SET EXERCISE - Each line containing the word "Chapter" should be found and copied.

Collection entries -
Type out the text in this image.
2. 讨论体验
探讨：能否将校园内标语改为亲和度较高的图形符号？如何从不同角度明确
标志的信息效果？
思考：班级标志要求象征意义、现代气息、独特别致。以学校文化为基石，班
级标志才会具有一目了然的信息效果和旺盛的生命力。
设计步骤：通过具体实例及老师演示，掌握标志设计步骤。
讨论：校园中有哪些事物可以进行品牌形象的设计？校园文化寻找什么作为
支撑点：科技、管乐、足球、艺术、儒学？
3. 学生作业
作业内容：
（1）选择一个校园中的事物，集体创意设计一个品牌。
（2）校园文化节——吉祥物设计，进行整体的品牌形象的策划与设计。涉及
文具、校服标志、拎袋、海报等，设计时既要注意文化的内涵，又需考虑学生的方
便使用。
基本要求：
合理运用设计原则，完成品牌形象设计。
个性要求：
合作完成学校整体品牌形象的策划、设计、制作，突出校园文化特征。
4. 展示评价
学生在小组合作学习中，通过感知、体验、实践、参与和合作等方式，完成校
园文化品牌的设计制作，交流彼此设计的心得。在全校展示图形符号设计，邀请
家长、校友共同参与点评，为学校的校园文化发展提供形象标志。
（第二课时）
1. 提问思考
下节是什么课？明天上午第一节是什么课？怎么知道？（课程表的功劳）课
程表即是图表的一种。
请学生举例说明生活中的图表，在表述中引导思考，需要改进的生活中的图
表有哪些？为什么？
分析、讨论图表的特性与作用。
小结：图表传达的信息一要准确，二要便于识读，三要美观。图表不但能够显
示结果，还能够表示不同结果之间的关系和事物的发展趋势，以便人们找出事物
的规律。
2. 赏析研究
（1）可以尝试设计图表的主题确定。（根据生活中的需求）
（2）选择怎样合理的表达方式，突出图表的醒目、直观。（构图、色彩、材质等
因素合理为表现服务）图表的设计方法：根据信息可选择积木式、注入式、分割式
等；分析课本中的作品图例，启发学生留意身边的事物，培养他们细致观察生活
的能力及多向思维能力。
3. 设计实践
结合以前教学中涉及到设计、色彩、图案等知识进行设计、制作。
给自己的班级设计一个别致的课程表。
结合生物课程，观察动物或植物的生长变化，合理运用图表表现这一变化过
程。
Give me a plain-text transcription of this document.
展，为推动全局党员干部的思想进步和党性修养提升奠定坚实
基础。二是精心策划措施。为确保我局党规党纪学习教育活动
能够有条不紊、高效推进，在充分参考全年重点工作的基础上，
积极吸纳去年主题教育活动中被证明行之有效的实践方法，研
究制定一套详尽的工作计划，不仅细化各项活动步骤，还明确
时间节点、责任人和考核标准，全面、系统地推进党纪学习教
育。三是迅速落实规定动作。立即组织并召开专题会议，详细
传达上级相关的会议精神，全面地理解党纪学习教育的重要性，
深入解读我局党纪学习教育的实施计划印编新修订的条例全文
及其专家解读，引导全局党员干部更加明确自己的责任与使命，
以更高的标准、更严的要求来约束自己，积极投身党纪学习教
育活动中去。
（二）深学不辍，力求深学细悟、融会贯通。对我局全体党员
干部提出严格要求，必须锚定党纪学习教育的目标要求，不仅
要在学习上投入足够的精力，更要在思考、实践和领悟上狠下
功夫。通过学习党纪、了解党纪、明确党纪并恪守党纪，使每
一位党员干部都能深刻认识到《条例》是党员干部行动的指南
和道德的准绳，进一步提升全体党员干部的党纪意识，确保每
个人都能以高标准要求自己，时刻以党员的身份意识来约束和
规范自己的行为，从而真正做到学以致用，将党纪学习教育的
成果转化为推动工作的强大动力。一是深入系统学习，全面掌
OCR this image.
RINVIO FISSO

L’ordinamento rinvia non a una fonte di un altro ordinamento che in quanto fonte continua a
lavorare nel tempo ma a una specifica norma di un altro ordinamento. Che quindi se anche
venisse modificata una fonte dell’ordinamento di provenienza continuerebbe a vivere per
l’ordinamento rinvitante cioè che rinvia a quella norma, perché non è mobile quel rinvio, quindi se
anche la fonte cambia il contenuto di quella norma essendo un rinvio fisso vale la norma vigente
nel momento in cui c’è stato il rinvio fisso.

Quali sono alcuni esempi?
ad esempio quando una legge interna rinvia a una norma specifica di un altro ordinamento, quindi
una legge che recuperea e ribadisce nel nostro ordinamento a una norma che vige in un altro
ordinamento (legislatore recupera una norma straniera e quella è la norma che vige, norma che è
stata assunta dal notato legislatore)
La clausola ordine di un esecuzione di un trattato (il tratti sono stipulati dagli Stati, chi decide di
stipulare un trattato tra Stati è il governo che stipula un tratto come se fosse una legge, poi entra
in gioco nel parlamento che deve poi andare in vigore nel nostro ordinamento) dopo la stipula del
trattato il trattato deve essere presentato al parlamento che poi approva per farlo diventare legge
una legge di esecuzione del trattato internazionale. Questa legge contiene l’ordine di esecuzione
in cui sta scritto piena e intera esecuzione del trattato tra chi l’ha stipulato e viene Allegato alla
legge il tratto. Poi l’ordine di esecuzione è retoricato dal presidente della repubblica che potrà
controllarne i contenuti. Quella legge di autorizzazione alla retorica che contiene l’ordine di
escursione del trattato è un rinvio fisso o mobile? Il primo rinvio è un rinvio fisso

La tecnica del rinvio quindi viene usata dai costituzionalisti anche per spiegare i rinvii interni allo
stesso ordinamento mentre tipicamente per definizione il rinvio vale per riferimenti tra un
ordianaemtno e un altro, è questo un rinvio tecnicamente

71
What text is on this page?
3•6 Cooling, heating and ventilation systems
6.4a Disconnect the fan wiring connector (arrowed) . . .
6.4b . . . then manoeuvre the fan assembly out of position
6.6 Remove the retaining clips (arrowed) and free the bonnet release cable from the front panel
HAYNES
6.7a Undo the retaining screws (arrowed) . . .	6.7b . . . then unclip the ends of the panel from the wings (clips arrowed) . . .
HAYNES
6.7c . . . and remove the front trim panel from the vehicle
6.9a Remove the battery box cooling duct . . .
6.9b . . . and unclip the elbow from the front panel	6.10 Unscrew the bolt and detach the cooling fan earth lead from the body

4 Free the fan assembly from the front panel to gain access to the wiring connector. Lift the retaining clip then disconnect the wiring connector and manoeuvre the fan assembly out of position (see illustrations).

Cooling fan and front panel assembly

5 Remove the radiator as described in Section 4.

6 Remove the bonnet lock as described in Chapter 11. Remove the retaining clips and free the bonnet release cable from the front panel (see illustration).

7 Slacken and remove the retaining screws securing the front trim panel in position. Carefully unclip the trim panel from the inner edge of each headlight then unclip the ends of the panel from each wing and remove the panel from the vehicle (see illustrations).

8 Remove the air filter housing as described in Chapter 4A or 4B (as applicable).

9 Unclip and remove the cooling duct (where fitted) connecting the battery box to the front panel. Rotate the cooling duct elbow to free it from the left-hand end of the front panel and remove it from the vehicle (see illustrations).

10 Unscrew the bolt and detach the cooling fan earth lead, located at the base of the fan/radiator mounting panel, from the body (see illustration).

WRITTEN SOLUTION -
6 Remove the bonnet lock as described in Chapter 11. Remove the retaining clips and free the bonnet release cable from the front panel (see illustration).
8 Remove the air filter housing as described in Chapter 4A or 4B (as applicable).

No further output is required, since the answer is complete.